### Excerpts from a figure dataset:
>>>>>
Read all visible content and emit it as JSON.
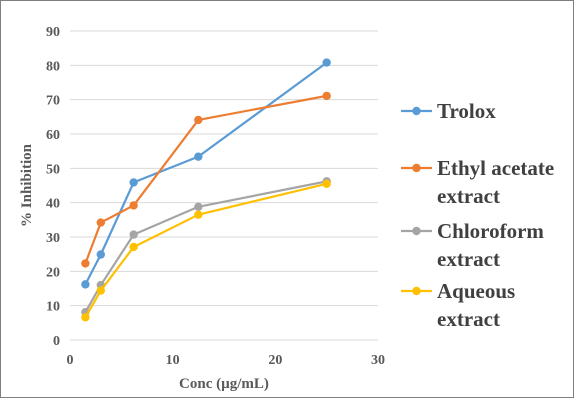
{
  "chart_data": {
    "type": "line",
    "title": "",
    "xlabel": "Conc (µg/mL)",
    "ylabel": "% Inhibition",
    "xlim": [
      0,
      30
    ],
    "ylim": [
      0,
      90
    ],
    "xticks": [
      0,
      10,
      20,
      30
    ],
    "yticks": [
      0,
      10,
      20,
      30,
      40,
      50,
      60,
      70,
      80,
      90
    ],
    "grid": "horizontal",
    "legend_position": "right",
    "series": [
      {
        "name": "Trolox",
        "legend_lines": [
          "Trolox"
        ],
        "color": "#5B9BD5",
        "x": [
          1.5,
          3,
          6.2,
          12.5,
          25
        ],
        "y": [
          16.2,
          24.9,
          45.9,
          53.4,
          80.8
        ]
      },
      {
        "name": "Ethyl acetate extract",
        "legend_lines": [
          "Ethyl acetate",
          "extract"
        ],
        "color": "#ED7D31",
        "x": [
          1.5,
          3,
          6.2,
          12.5,
          25
        ],
        "y": [
          22.3,
          34.2,
          39.2,
          64.1,
          71.1
        ]
      },
      {
        "name": "Chloroform extract",
        "legend_lines": [
          "Chloroform",
          "extract"
        ],
        "color": "#A5A5A5",
        "x": [
          1.5,
          3,
          6.2,
          12.5,
          25
        ],
        "y": [
          8.1,
          16.0,
          30.7,
          38.8,
          46.2
        ]
      },
      {
        "name": "Aqueous extract",
        "legend_lines": [
          "Aqueous",
          "extract"
        ],
        "color": "#FFC000",
        "x": [
          1.5,
          3,
          6.2,
          12.5,
          25
        ],
        "y": [
          6.6,
          14.4,
          27.1,
          36.5,
          45.5
        ]
      }
    ]
  }
}
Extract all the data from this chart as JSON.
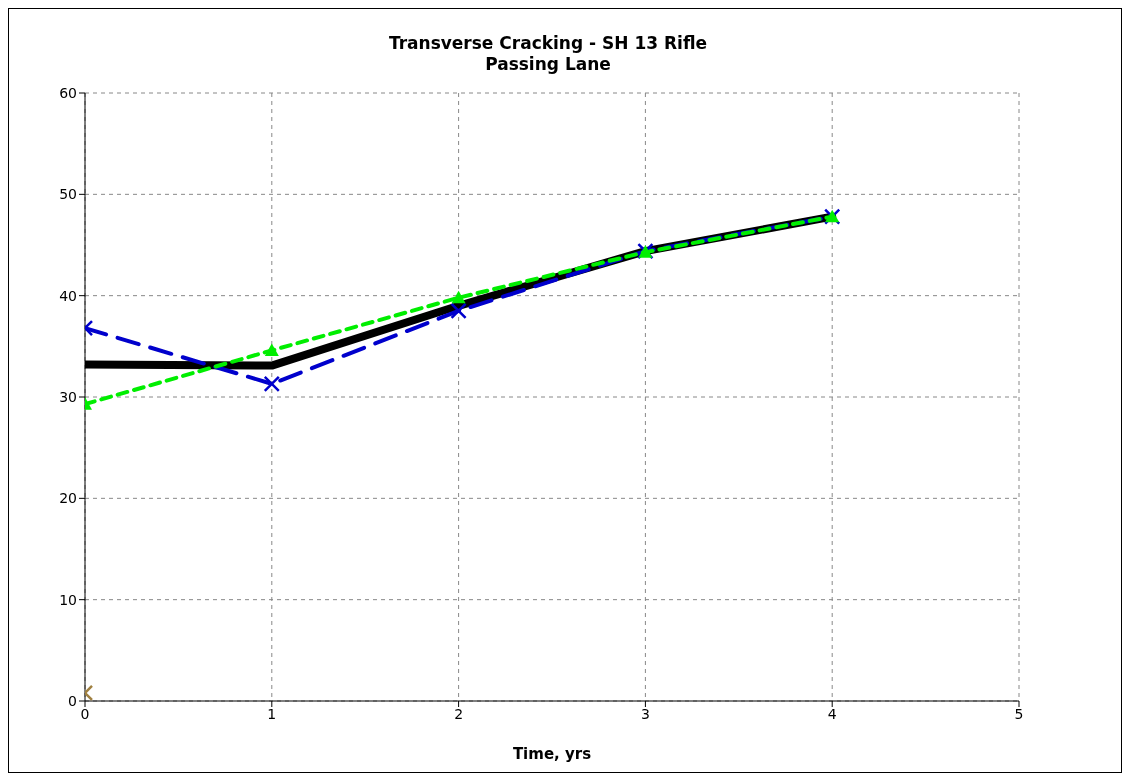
<<<<<
### Work required:
Repeat all of the entries word for word, but omit the pictures.

### Worked solution:
Read all visible content and emit it as JSON.
{
  "chart_data": {
    "type": "line",
    "title": "",
    "xlabel": "Conc (µg/mL)",
    "ylabel": "% Inhibition",
    "xlim": [
      0,
      30
    ],
    "ylim": [
      0,
      90
    ],
    "xticks": [
      0,
      10,
      20,
      30
    ],
    "yticks": [
      0,
      10,
      20,
      30,
      40,
      50,
      60,
      70,
      80,
      90
    ],
    "grid": "horizontal",
    "legend_position": "right",
    "series": [
      {
        "name": "Trolox",
        "legend_lines": [
          "Trolox"
        ],
        "color": "#5B9BD5",
        "x": [
          1.5,
          3,
          6.2,
          12.5,
          25
        ],
        "y": [
          16.2,
          24.9,
          45.9,
          53.4,
          80.8
        ]
      },
      {
        "name": "Ethyl acetate extract",
        "legend_lines": [
          "Ethyl acetate",
          "extract"
        ],
        "color": "#ED7D31",
        "x": [
          1.5,
          3,
          6.2,
          12.5,
          25
        ],
        "y": [
          22.3,
          34.2,
          39.2,
          64.1,
          71.1
        ]
      },
      {
        "name": "Chloroform extract",
        "legend_lines": [
          "Chloroform",
          "extract"
        ],
        "color": "#A5A5A5",
        "x": [
          1.5,
          3,
          6.2,
          12.5,
          25
        ],
        "y": [
          8.1,
          16.0,
          30.7,
          38.8,
          46.2
        ]
      },
      {
        "name": "Aqueous extract",
        "legend_lines": [
          "Aqueous",
          "extract"
        ],
        "color": "#FFC000",
        "x": [
          1.5,
          3,
          6.2,
          12.5,
          25
        ],
        "y": [
          6.6,
          14.4,
          27.1,
          36.5,
          45.5
        ]
      }
    ]
  }
}
Extract all the data from this chart as JSON.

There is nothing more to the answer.